* [What you are asked to do]: Reproduce the rows below word for word, starting at the first row and ending at the row that contains "- bar: [164, 229, 623, 248]", with both of those rows included.

* [Items]:
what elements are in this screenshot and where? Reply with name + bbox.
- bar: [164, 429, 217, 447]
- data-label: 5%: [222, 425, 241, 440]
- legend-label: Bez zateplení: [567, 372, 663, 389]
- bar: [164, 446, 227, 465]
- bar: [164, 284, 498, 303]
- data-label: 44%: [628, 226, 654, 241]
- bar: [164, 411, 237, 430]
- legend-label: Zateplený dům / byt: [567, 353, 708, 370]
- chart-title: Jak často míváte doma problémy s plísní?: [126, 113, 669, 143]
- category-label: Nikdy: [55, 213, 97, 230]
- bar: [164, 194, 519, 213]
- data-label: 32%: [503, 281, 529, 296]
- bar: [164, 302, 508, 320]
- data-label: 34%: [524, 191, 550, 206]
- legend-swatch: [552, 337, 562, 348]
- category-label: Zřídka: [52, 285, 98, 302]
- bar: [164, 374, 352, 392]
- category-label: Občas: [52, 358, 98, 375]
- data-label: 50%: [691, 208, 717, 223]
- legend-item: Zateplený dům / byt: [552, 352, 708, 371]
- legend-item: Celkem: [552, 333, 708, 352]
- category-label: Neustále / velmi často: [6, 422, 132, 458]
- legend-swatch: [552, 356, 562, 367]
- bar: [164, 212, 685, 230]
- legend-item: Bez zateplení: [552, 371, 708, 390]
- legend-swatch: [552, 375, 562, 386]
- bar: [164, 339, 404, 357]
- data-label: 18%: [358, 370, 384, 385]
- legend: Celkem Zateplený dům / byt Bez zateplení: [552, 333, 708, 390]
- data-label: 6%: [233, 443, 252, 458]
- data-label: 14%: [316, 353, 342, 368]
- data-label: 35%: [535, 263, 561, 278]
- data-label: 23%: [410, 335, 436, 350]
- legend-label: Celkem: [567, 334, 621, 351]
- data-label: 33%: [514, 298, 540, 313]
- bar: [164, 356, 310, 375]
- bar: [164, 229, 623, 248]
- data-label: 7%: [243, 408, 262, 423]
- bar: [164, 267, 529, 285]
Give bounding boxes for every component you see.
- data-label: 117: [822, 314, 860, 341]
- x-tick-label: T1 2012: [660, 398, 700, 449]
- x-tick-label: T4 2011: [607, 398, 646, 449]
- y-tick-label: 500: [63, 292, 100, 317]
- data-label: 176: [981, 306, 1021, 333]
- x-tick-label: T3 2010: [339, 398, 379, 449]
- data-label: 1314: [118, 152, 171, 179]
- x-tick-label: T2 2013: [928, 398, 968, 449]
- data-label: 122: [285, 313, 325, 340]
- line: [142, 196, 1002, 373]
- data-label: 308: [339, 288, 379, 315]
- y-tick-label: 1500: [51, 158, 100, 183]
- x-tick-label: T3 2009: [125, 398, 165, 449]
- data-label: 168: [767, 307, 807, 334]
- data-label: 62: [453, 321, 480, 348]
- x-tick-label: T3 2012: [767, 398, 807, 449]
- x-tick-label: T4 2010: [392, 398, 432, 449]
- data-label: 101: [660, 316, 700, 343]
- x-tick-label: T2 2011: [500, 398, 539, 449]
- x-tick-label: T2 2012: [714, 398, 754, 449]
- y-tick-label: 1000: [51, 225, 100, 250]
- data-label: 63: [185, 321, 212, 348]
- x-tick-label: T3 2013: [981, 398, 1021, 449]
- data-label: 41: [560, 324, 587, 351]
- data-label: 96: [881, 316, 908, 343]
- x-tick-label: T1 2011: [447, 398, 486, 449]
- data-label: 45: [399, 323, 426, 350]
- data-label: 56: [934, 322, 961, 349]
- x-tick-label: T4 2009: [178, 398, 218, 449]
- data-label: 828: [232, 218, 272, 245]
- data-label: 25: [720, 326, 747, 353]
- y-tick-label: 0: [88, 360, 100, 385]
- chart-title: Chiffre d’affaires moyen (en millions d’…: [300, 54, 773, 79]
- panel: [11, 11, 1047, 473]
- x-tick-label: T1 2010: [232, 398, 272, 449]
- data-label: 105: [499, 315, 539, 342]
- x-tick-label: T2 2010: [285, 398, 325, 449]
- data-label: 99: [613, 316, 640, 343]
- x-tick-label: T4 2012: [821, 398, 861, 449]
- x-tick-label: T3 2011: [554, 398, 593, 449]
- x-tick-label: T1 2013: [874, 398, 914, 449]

* [Solution for this task]:
what elements are in this screenshot and where? Reply with name + bbox.
- bar: [164, 429, 217, 447]
- data-label: 5%: [222, 425, 241, 440]
- legend-label: Bez zateplení: [567, 372, 663, 389]
- bar: [164, 446, 227, 465]
- bar: [164, 284, 498, 303]
- data-label: 44%: [628, 226, 654, 241]
- bar: [164, 411, 237, 430]
- legend-label: Zateplený dům / byt: [567, 353, 708, 370]
- chart-title: Jak často míváte doma problémy s plísní?: [126, 113, 669, 143]
- category-label: Nikdy: [55, 213, 97, 230]
- bar: [164, 194, 519, 213]
- data-label: 32%: [503, 281, 529, 296]
- bar: [164, 302, 508, 320]
- data-label: 34%: [524, 191, 550, 206]
- legend-swatch: [552, 337, 562, 348]
- category-label: Zřídka: [52, 285, 98, 302]
- bar: [164, 374, 352, 392]
- category-label: Občas: [52, 358, 98, 375]
- data-label: 50%: [691, 208, 717, 223]
- legend-item: Zateplený dům / byt: [552, 352, 708, 371]
- legend-item: Celkem: [552, 333, 708, 352]
- category-label: Neustále / velmi často: [6, 422, 132, 458]
- legend-swatch: [552, 356, 562, 367]
- bar: [164, 212, 685, 230]
- legend-item: Bez zateplení: [552, 371, 708, 390]
- legend-swatch: [552, 375, 562, 386]
- bar: [164, 339, 404, 357]
- data-label: 18%: [358, 370, 384, 385]
- legend: Celkem Zateplený dům / byt Bez zateplení: [552, 333, 708, 390]
- data-label: 6%: [233, 443, 252, 458]
- data-label: 14%: [316, 353, 342, 368]
- data-label: 35%: [535, 263, 561, 278]
- data-label: 23%: [410, 335, 436, 350]
- legend-label: Celkem: [567, 334, 621, 351]
- data-label: 33%: [514, 298, 540, 313]
- bar: [164, 356, 310, 375]
- bar: [164, 229, 623, 248]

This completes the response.